EXERCISE REQUIREMENTS: Return the listing word for word, as given.

* Start EXCERPTED RECORDS *

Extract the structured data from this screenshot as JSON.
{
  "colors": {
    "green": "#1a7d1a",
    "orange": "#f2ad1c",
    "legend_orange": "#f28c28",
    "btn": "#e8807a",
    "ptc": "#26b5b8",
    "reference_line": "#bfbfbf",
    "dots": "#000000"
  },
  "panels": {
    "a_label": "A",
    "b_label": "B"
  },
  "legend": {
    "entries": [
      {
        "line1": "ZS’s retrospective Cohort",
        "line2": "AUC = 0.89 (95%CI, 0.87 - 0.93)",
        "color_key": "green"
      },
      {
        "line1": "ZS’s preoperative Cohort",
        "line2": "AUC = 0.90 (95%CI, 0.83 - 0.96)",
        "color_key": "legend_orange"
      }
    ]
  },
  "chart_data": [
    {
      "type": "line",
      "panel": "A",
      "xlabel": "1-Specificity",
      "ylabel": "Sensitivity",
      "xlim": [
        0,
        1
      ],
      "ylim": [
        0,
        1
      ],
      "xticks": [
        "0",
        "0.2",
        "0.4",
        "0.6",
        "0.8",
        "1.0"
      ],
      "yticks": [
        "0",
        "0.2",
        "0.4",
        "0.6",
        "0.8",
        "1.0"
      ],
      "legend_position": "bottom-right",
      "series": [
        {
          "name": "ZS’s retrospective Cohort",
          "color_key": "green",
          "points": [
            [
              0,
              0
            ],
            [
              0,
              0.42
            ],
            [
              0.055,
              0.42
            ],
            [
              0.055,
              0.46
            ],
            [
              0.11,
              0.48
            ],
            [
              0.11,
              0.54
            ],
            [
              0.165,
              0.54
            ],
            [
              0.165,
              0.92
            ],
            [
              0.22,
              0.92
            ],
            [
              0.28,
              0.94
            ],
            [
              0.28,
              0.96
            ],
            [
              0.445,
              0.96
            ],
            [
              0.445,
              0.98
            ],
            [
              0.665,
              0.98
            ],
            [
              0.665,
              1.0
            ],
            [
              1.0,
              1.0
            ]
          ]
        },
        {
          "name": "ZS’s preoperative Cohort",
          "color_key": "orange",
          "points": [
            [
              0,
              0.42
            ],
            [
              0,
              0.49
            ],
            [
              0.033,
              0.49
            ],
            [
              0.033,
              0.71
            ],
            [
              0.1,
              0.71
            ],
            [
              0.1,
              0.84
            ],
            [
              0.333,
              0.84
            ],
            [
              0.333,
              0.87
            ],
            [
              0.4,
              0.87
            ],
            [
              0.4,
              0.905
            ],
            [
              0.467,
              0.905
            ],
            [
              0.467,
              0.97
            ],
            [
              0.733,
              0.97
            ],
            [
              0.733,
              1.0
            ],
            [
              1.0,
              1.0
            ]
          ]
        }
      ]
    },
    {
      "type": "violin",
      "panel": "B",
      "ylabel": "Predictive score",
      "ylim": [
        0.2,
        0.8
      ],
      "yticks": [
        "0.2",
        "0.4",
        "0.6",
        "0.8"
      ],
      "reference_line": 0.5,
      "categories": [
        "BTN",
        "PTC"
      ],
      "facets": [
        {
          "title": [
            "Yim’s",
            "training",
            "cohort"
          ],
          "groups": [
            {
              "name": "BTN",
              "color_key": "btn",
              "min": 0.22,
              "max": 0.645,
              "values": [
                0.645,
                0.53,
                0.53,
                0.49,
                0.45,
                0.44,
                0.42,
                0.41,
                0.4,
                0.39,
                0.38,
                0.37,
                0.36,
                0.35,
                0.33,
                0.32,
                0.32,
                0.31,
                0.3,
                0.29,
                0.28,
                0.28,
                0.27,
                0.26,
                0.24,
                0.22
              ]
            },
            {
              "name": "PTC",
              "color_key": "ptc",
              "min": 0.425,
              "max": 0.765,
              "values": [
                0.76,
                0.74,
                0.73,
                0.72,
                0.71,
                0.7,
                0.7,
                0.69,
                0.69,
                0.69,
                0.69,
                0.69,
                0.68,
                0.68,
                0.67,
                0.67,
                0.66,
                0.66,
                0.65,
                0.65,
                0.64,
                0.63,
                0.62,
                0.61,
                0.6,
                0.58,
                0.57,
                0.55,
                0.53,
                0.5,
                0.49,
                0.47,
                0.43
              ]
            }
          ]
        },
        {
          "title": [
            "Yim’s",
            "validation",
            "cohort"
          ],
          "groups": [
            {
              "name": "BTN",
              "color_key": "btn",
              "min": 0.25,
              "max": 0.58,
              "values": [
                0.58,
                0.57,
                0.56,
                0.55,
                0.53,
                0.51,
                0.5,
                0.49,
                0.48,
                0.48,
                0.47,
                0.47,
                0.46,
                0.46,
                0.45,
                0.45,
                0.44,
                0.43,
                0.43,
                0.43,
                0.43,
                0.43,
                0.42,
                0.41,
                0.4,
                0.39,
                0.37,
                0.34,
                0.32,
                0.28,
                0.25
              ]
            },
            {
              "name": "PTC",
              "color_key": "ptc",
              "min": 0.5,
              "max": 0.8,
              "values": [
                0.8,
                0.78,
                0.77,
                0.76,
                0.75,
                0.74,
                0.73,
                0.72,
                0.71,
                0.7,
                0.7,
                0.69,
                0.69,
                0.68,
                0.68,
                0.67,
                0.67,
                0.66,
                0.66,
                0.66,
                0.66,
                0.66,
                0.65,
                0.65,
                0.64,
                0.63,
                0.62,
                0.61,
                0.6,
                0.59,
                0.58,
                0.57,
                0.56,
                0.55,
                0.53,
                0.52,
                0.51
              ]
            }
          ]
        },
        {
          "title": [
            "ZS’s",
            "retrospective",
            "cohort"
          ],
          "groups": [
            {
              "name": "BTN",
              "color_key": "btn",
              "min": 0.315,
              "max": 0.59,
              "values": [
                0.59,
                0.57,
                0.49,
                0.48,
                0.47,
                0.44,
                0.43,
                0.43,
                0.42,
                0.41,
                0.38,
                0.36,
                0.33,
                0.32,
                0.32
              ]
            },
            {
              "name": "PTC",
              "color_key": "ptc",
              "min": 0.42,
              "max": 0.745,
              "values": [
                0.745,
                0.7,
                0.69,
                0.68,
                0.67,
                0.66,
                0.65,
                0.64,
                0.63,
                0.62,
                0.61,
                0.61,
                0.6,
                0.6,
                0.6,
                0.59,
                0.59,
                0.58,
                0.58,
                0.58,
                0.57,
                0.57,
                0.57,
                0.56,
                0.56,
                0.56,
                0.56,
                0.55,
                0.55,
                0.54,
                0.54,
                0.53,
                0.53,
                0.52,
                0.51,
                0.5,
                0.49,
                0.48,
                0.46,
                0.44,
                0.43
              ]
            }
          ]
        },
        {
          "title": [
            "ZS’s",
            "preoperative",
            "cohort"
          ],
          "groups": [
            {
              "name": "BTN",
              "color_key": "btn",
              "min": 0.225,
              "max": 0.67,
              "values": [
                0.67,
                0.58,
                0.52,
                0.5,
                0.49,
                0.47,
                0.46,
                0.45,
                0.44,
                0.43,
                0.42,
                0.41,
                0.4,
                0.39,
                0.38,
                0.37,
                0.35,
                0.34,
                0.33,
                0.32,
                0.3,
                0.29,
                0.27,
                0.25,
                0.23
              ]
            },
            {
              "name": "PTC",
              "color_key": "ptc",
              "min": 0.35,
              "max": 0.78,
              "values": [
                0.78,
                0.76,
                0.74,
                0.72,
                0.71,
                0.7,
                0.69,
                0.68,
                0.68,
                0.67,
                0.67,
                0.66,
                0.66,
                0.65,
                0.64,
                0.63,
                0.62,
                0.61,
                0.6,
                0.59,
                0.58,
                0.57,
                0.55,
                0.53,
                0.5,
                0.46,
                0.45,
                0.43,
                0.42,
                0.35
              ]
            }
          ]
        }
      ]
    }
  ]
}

* End EXCERPTED RECORDS *

ANSWER TO THE EXERCISE:
Extract the structured data from this screenshot as JSON.
{
  "colors": {
    "green": "#1a7d1a",
    "orange": "#f2ad1c",
    "legend_orange": "#f28c28",
    "btn": "#e8807a",
    "ptc": "#26b5b8",
    "reference_line": "#bfbfbf",
    "dots": "#000000"
  },
  "panels": {
    "a_label": "A",
    "b_label": "B"
  },
  "legend": {
    "entries": [
      {
        "line1": "ZS’s retrospective Cohort",
        "line2": "AUC = 0.89 (95%CI, 0.87 - 0.93)",
        "color_key": "green"
      },
      {
        "line1": "ZS’s preoperative Cohort",
        "line2": "AUC = 0.90 (95%CI, 0.83 - 0.96)",
        "color_key": "legend_orange"
      }
    ]
  },
  "chart_data": [
    {
      "type": "line",
      "panel": "A",
      "xlabel": "1-Specificity",
      "ylabel": "Sensitivity",
      "xlim": [
        0,
        1
      ],
      "ylim": [
        0,
        1
      ],
      "xticks": [
        "0",
        "0.2",
        "0.4",
        "0.6",
        "0.8",
        "1.0"
      ],
      "yticks": [
        "0",
        "0.2",
        "0.4",
        "0.6",
        "0.8",
        "1.0"
      ],
      "legend_position": "bottom-right",
      "series": [
        {
          "name": "ZS’s retrospective Cohort",
          "color_key": "green",
          "points": [
            [
              0,
              0
            ],
            [
              0,
              0.42
            ],
            [
              0.055,
              0.42
            ],
            [
              0.055,
              0.46
            ],
            [
              0.11,
              0.48
            ],
            [
              0.11,
              0.54
            ],
            [
              0.165,
              0.54
            ],
            [
              0.165,
              0.92
            ],
            [
              0.22,
              0.92
            ],
            [
              0.28,
              0.94
            ],
            [
              0.28,
              0.96
            ],
            [
              0.445,
              0.96
            ],
            [
              0.445,
              0.98
            ],
            [
              0.665,
              0.98
            ],
            [
              0.665,
              1.0
            ],
            [
              1.0,
              1.0
            ]
          ]
        },
        {
          "name": "ZS’s preoperative Cohort",
          "color_key": "orange",
          "points": [
            [
              0,
              0.42
            ],
            [
              0,
              0.49
            ],
            [
              0.033,
              0.49
            ],
            [
              0.033,
              0.71
            ],
            [
              0.1,
              0.71
            ],
            [
              0.1,
              0.84
            ],
            [
              0.333,
              0.84
            ],
            [
              0.333,
              0.87
            ],
            [
              0.4,
              0.87
            ],
            [
              0.4,
              0.905
            ],
            [
              0.467,
              0.905
            ],
            [
              0.467,
              0.97
            ],
            [
              0.733,
              0.97
            ],
            [
              0.733,
              1.0
            ],
            [
              1.0,
              1.0
            ]
          ]
        }
      ]
    },
    {
      "type": "violin",
      "panel": "B",
      "ylabel": "Predictive score",
      "ylim": [
        0.2,
        0.8
      ],
      "yticks": [
        "0.2",
        "0.4",
        "0.6",
        "0.8"
      ],
      "reference_line": 0.5,
      "categories": [
        "BTN",
        "PTC"
      ],
      "facets": [
        {
          "title": [
            "Yim’s",
            "training",
            "cohort"
          ],
          "groups": [
            {
              "name": "BTN",
              "color_key": "btn",
              "min": 0.22,
              "max": 0.645,
              "values": [
                0.645,
                0.53,
                0.53,
                0.49,
                0.45,
                0.44,
                0.42,
                0.41,
                0.4,
                0.39,
                0.38,
                0.37,
                0.36,
                0.35,
                0.33,
                0.32,
                0.32,
                0.31,
                0.3,
                0.29,
                0.28,
                0.28,
                0.27,
                0.26,
                0.24,
                0.22
              ]
            },
            {
              "name": "PTC",
              "color_key": "ptc",
              "min": 0.425,
              "max": 0.765,
              "values": [
                0.76,
                0.74,
                0.73,
                0.72,
                0.71,
                0.7,
                0.7,
                0.69,
                0.69,
                0.69,
                0.69,
                0.69,
                0.68,
                0.68,
                0.67,
                0.67,
                0.66,
                0.66,
                0.65,
                0.65,
                0.64,
                0.63,
                0.62,
                0.61,
                0.6,
                0.58,
                0.57,
                0.55,
                0.53,
                0.5,
                0.49,
                0.47,
                0.43
              ]
            }
          ]
        },
        {
          "title": [
            "Yim’s",
            "validation",
            "cohort"
          ],
          "groups": [
            {
              "name": "BTN",
              "color_key": "btn",
              "min": 0.25,
              "max": 0.58,
              "values": [
                0.58,
                0.57,
                0.56,
                0.55,
                0.53,
                0.51,
                0.5,
                0.49,
                0.48,
                0.48,
                0.47,
                0.47,
                0.46,
                0.46,
                0.45,
                0.45,
                0.44,
                0.43,
                0.43,
                0.43,
                0.43,
                0.43,
                0.42,
                0.41,
                0.4,
                0.39,
                0.37,
                0.34,
                0.32,
                0.28,
                0.25
              ]
            },
            {
              "name": "PTC",
              "color_key": "ptc",
              "min": 0.5,
              "max": 0.8,
              "values": [
                0.8,
                0.78,
                0.77,
                0.76,
                0.75,
                0.74,
                0.73,
                0.72,
                0.71,
                0.7,
                0.7,
                0.69,
                0.69,
                0.68,
                0.68,
                0.67,
                0.67,
                0.66,
                0.66,
                0.66,
                0.66,
                0.66,
                0.65,
                0.65,
                0.64,
                0.63,
                0.62,
                0.61,
                0.6,
                0.59,
                0.58,
                0.57,
                0.56,
                0.55,
                0.53,
                0.52,
                0.51
              ]
            }
          ]
        },
        {
          "title": [
            "ZS’s",
            "retrospective",
            "cohort"
          ],
          "groups": [
            {
              "name": "BTN",
              "color_key": "btn",
              "min": 0.315,
              "max": 0.59,
              "values": [
                0.59,
                0.57,
                0.49,
                0.48,
                0.47,
                0.44,
                0.43,
                0.43,
                0.42,
                0.41,
                0.38,
                0.36,
                0.33,
                0.32,
                0.32
              ]
            },
            {
              "name": "PTC",
              "color_key": "ptc",
              "min": 0.42,
              "max": 0.745,
              "values": [
                0.745,
                0.7,
                0.69,
                0.68,
                0.67,
                0.66,
                0.65,
                0.64,
                0.63,
                0.62,
                0.61,
                0.61,
                0.6,
                0.6,
                0.6,
                0.59,
                0.59,
                0.58,
                0.58,
                0.58,
                0.57,
                0.57,
                0.57,
                0.56,
                0.56,
                0.56,
                0.56,
                0.55,
                0.55,
                0.54,
                0.54,
                0.53,
                0.53,
                0.52,
                0.51,
                0.5,
                0.49,
                0.48,
                0.46,
                0.44,
                0.43
              ]
            }
          ]
        },
        {
          "title": [
            "ZS’s",
            "preoperative",
            "cohort"
          ],
          "groups": [
            {
              "name": "BTN",
              "color_key": "btn",
              "min": 0.225,
              "max": 0.67,
              "values": [
                0.67,
                0.58,
                0.52,
                0.5,
                0.49,
                0.47,
                0.46,
                0.45,
                0.44,
                0.43,
                0.42,
                0.41,
                0.4,
                0.39,
                0.38,
                0.37,
                0.35,
                0.34,
                0.33,
                0.32,
                0.3,
                0.29,
                0.27,
                0.25,
                0.23
              ]
            },
            {
              "name": "PTC",
              "color_key": "ptc",
              "min": 0.35,
              "max": 0.78,
              "values": [
                0.78,
                0.76,
                0.74,
                0.72,
                0.71,
                0.7,
                0.69,
                0.68,
                0.68,
                0.67,
                0.67,
                0.66,
                0.66,
                0.65,
                0.64,
                0.63,
                0.62,
                0.61,
                0.6,
                0.59,
                0.58,
                0.57,
                0.55,
                0.53,
                0.5,
                0.46,
                0.45,
                0.43,
                0.42,
                0.35
              ]
            }
          ]
        }
      ]
    }
  ]
}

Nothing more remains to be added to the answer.